● To do
Scan the entries below. List each line with "title".

-- start Records shown --

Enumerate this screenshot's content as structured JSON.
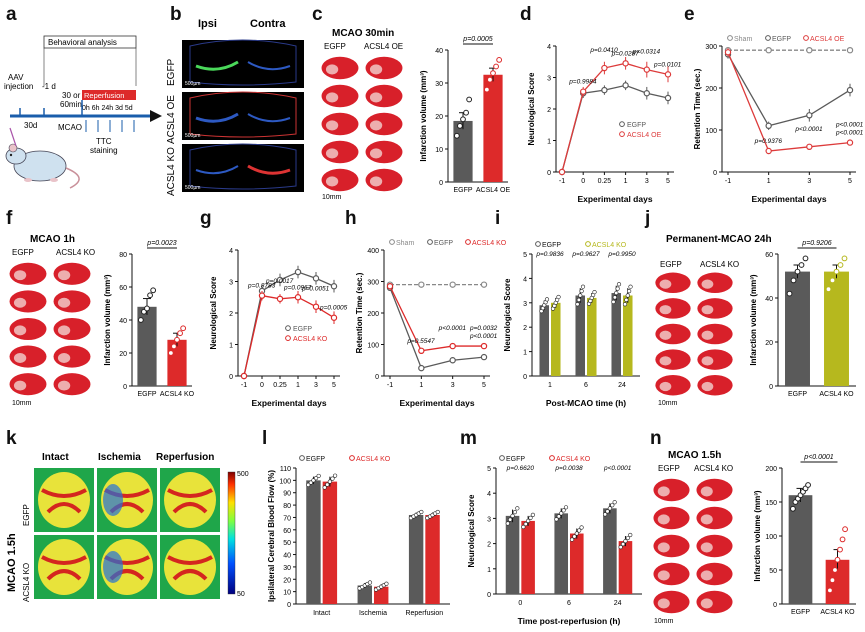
{
  "panel_letters": [
    "a",
    "b",
    "c",
    "d",
    "e",
    "f",
    "g",
    "h",
    "i",
    "j",
    "k",
    "l",
    "m",
    "n"
  ],
  "colors": {
    "egfp": "#5a5a5a",
    "ko": "#dd2a2a",
    "oe": "#dd3b3b",
    "sham": "#888888",
    "yellowko": "#b6b81e",
    "brain": "#d8202a"
  },
  "panel_a": {
    "behavioral": "Behavioral analysis",
    "aav": "AAV",
    "injection": "injection",
    "minus1d": "-1 d",
    "d30": "30d",
    "or30": "30 or",
    "min60": "60min",
    "reperfusion": "Reperfusion",
    "hours": "0h 6h 24h 3d 5d",
    "mcao": "MCAO",
    "ttc": "TTC",
    "staining": "staining"
  },
  "panel_b": {
    "ipsi": "Ipsi",
    "contra": "Contra",
    "rows": [
      "EGFP",
      "ACSL4 OE",
      "ACSL4 KO"
    ],
    "scale": "500µm"
  },
  "panel_c": {
    "title": "MCAO 30min",
    "g1": "EGFP",
    "g2": "ACSL4 OE",
    "scale": "10mm"
  },
  "panel_f": {
    "title": "MCAO 1h",
    "g1": "EGFP",
    "g2": "ACSL4 KO",
    "scale": "10mm"
  },
  "panel_j": {
    "title": "Permanent-MCAO 24h",
    "g1": "EGFP",
    "g2": "ACSL4 KO",
    "scale": "10mm"
  },
  "panel_k": {
    "cols": [
      "Intact",
      "Ischemia",
      "Reperfusion"
    ],
    "side": "MCAO 1.5h",
    "rows": [
      "EGFP",
      "ACSL4 KO"
    ],
    "cb_max": "500",
    "cb_min": "50"
  },
  "panel_n": {
    "title": "MCAO 1.5h",
    "g1": "EGFP",
    "g2": "ACSL4 KO",
    "scale": "10mm"
  },
  "chart_data": [
    {
      "panel": "c",
      "type": "bar",
      "categories": [
        "EGFP",
        "ACSL4 OE"
      ],
      "values": [
        18.5,
        32.5
      ],
      "errors": [
        2.5,
        2.0
      ],
      "points": [
        [
          14,
          17,
          19,
          21,
          25
        ],
        [
          28,
          31,
          33,
          35,
          37
        ]
      ],
      "ylabel": "Infarction volume (mm³)",
      "ylim": [
        0,
        40
      ],
      "yticks": [
        0,
        10,
        20,
        30,
        40
      ],
      "annotations": [
        "p=0.0005"
      ],
      "colors": [
        "#5a5a5a",
        "#dd2a2a"
      ]
    },
    {
      "panel": "d",
      "type": "line",
      "x": [
        "-1",
        "0",
        "0.25",
        "1",
        "3",
        "5"
      ],
      "xlabel": "Experimental days",
      "ylabel": "Neurological Score",
      "ylim": [
        0,
        4
      ],
      "yticks": [
        0,
        1,
        2,
        3,
        4
      ],
      "series": [
        {
          "name": "EGFP",
          "values": [
            0,
            2.5,
            2.6,
            2.75,
            2.5,
            2.35
          ],
          "errors": [
            0,
            0.15,
            0.15,
            0.15,
            0.2,
            0.2
          ]
        },
        {
          "name": "ACSL4 OE",
          "values": [
            0,
            2.55,
            3.3,
            3.45,
            3.25,
            3.1
          ],
          "errors": [
            0,
            0.15,
            0.2,
            0.2,
            0.25,
            0.25
          ]
        }
      ],
      "annotations": [
        "p=0.9984",
        "p=0.0410",
        "p=0.0287",
        "p=0.0314",
        "p=0.0101"
      ]
    },
    {
      "panel": "e",
      "type": "line",
      "x": [
        "-1",
        "1",
        "3",
        "5"
      ],
      "xlabel": "Experimental days",
      "ylabel": "Retention Time (sec.)",
      "ylim": [
        0,
        300
      ],
      "yticks": [
        0,
        100,
        200,
        300
      ],
      "series": [
        {
          "name": "Sham",
          "values": [
            290,
            290,
            290,
            290
          ],
          "errors": [
            5,
            5,
            5,
            5
          ]
        },
        {
          "name": "EGFP",
          "values": [
            280,
            110,
            135,
            195
          ],
          "errors": [
            10,
            10,
            15,
            15
          ]
        },
        {
          "name": "ACSL4 OE",
          "values": [
            285,
            50,
            60,
            70
          ],
          "errors": [
            10,
            5,
            5,
            5
          ]
        }
      ],
      "annotations": [
        "p=0.9376",
        "p<0.0001",
        "p<0.0001",
        "p<0.0001"
      ]
    },
    {
      "panel": "f",
      "type": "bar",
      "categories": [
        "EGFP",
        "ACSL4 KO"
      ],
      "values": [
        48,
        28
      ],
      "errors": [
        5,
        4
      ],
      "points": [
        [
          40,
          45,
          47,
          55,
          58
        ],
        [
          20,
          24,
          28,
          32,
          35
        ]
      ],
      "ylabel": "Infarction volume (mm³)",
      "ylim": [
        0,
        80
      ],
      "yticks": [
        0,
        20,
        40,
        60,
        80
      ],
      "annotations": [
        "p=0.0023"
      ],
      "colors": [
        "#5a5a5a",
        "#dd2a2a"
      ]
    },
    {
      "panel": "g",
      "type": "line",
      "x": [
        "-1",
        "0",
        "0.25",
        "1",
        "3",
        "5"
      ],
      "xlabel": "Experimental days",
      "ylabel": "Neurological Score",
      "ylim": [
        0,
        4
      ],
      "yticks": [
        0,
        1,
        2,
        3,
        4
      ],
      "series": [
        {
          "name": "EGFP",
          "values": [
            0,
            2.7,
            3.05,
            3.3,
            3.1,
            2.85
          ],
          "errors": [
            0,
            0.2,
            0.2,
            0.2,
            0.2,
            0.2
          ]
        },
        {
          "name": "ACSL4 KO",
          "values": [
            0,
            2.55,
            2.45,
            2.5,
            2.2,
            1.85
          ],
          "errors": [
            0,
            0.15,
            0.15,
            0.2,
            0.2,
            0.2
          ]
        }
      ],
      "annotations": [
        "p=0.8783",
        "p=0.0017",
        "p=0.0967",
        "p=0.0051",
        "p=0.0005"
      ]
    },
    {
      "panel": "h",
      "type": "line",
      "x": [
        "-1",
        "1",
        "3",
        "5"
      ],
      "xlabel": "Experimental days",
      "ylabel": "Retention Time (sec.)",
      "ylim": [
        0,
        400
      ],
      "yticks": [
        0,
        100,
        200,
        300,
        400
      ],
      "series": [
        {
          "name": "Sham",
          "values": [
            290,
            290,
            290,
            290
          ],
          "errors": [
            5,
            5,
            5,
            5
          ]
        },
        {
          "name": "EGFP",
          "values": [
            280,
            25,
            50,
            60
          ],
          "errors": [
            10,
            5,
            5,
            5
          ]
        },
        {
          "name": "ACSL4 KO",
          "values": [
            285,
            80,
            95,
            95
          ],
          "errors": [
            10,
            8,
            8,
            8
          ]
        }
      ],
      "annotations": [
        "p=0.5547",
        "p<0.0001",
        "p<0.0001",
        "p=0.0032"
      ]
    },
    {
      "panel": "i",
      "type": "bar",
      "categories": [
        "1",
        "6",
        "24"
      ],
      "xlabel": "Post-MCAO time (h)",
      "ylabel": "Neurological Score",
      "ylim": [
        0,
        5
      ],
      "yticks": [
        0,
        1,
        2,
        3,
        4,
        5
      ],
      "series": [
        {
          "name": "EGFP",
          "values": [
            2.9,
            3.3,
            3.4
          ],
          "errors": [
            0.2,
            0.3,
            0.3
          ]
        },
        {
          "name": "ACSL4 KO",
          "values": [
            3.0,
            3.2,
            3.3
          ],
          "errors": [
            0.2,
            0.2,
            0.3
          ]
        }
      ],
      "annotations": [
        "p=0.9836",
        "p=0.9627",
        "p=0.9950"
      ]
    },
    {
      "panel": "j",
      "type": "bar",
      "categories": [
        "EGFP",
        "ACSL4 KO"
      ],
      "values": [
        52,
        52
      ],
      "errors": [
        3,
        3
      ],
      "points": [
        [
          42,
          48,
          52,
          55,
          58
        ],
        [
          44,
          48,
          52,
          55,
          58
        ]
      ],
      "ylabel": "Infarction volume (mm³)",
      "ylim": [
        0,
        60
      ],
      "yticks": [
        0,
        20,
        40,
        60
      ],
      "annotations": [
        "p=0.9206"
      ],
      "colors": [
        "#5a5a5a",
        "#b6b81e"
      ]
    },
    {
      "panel": "l",
      "type": "bar",
      "categories": [
        "Intact",
        "Ischemia",
        "Reperfusion"
      ],
      "ylabel": "Ipsilateral Cerebral Blood Flow (%)",
      "ylim": [
        0,
        110
      ],
      "yticks": [
        0,
        10,
        20,
        30,
        40,
        50,
        60,
        70,
        80,
        90,
        100,
        110
      ],
      "series": [
        {
          "name": "EGFP",
          "values": [
            100,
            15,
            72
          ],
          "errors": [
            3,
            2,
            2
          ]
        },
        {
          "name": "ACSL4 KO",
          "values": [
            99,
            14,
            72
          ],
          "errors": [
            4,
            2,
            2
          ]
        }
      ]
    },
    {
      "panel": "m",
      "type": "bar",
      "categories": [
        "0",
        "6",
        "24"
      ],
      "xlabel": "Time post-reperfusion (h)",
      "ylabel": "Neurological Score",
      "ylim": [
        0,
        5
      ],
      "yticks": [
        0,
        1,
        2,
        3,
        4,
        5
      ],
      "series": [
        {
          "name": "EGFP",
          "values": [
            3.1,
            3.2,
            3.4
          ],
          "errors": [
            0.25,
            0.2,
            0.2
          ]
        },
        {
          "name": "ACSL4 KO",
          "values": [
            2.9,
            2.4,
            2.1
          ],
          "errors": [
            0.2,
            0.2,
            0.2
          ]
        }
      ],
      "annotations": [
        "p=0.6620",
        "p=0.0038",
        "p<0.0001"
      ]
    },
    {
      "panel": "n",
      "type": "bar",
      "categories": [
        "EGFP",
        "ACSL4 KO"
      ],
      "values": [
        160,
        65
      ],
      "errors": [
        10,
        15
      ],
      "points": [
        [
          140,
          150,
          155,
          160,
          165,
          170,
          175
        ],
        [
          20,
          35,
          50,
          65,
          80,
          95,
          110
        ]
      ],
      "ylabel": "Infarction volume (mm³)",
      "ylim": [
        0,
        200
      ],
      "yticks": [
        0,
        50,
        100,
        150,
        200
      ],
      "annotations": [
        "p<0.0001"
      ],
      "colors": [
        "#5a5a5a",
        "#dd2a2a"
      ]
    }
  ]
}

-- end Records shown --

● Complete answer
    "title": "MCAO 30min",
    "title": "MCAO 1h",
    "title": "Permanent-MCAO 24h",
    "title": "MCAO 1.5h",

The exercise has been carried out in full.